Saved entries =
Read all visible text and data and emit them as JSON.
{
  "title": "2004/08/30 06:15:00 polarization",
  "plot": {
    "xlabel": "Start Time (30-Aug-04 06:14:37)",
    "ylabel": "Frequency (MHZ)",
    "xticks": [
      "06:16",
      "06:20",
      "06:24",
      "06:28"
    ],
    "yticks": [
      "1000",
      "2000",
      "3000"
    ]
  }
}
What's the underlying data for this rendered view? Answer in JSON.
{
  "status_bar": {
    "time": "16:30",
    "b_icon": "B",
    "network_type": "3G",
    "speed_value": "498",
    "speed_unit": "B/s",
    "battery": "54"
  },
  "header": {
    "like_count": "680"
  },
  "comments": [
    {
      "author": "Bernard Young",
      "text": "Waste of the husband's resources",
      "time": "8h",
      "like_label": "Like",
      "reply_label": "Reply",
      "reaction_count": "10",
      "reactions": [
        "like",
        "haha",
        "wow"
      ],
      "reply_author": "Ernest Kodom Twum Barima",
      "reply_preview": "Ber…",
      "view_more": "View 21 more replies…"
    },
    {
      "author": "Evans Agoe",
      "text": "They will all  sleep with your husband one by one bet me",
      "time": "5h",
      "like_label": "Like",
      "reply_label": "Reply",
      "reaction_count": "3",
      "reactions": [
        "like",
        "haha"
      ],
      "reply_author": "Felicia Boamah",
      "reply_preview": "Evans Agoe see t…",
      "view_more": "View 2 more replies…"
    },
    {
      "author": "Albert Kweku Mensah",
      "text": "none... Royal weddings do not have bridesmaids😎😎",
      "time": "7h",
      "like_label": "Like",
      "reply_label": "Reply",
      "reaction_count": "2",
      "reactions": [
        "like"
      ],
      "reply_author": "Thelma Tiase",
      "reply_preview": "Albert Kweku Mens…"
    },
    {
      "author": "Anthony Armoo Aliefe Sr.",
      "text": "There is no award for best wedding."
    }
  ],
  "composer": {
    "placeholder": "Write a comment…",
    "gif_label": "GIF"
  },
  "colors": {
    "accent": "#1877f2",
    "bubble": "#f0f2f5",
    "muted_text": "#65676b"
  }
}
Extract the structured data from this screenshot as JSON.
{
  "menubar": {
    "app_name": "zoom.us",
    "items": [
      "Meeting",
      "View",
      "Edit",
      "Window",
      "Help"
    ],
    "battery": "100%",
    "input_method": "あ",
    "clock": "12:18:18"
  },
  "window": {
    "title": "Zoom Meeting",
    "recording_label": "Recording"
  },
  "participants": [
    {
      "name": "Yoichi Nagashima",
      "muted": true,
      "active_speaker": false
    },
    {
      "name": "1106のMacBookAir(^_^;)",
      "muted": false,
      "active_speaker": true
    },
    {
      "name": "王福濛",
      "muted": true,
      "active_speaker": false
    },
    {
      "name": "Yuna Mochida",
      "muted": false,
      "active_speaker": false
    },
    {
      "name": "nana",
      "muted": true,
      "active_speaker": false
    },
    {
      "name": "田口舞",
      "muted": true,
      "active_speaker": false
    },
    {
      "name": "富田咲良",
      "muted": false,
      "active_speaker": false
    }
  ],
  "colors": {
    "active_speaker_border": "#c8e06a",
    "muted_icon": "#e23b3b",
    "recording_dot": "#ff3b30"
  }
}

WHAT IS ASKED =
Copy, from the material above, each line in which the string "data" occurs.

OUTPUT FOR THIS TASK =
Read all visible text and data and emit them as JSON.
What's the underlying data for this rendered view? Answer in JSON.
Extract the structured data from this screenshot as JSON.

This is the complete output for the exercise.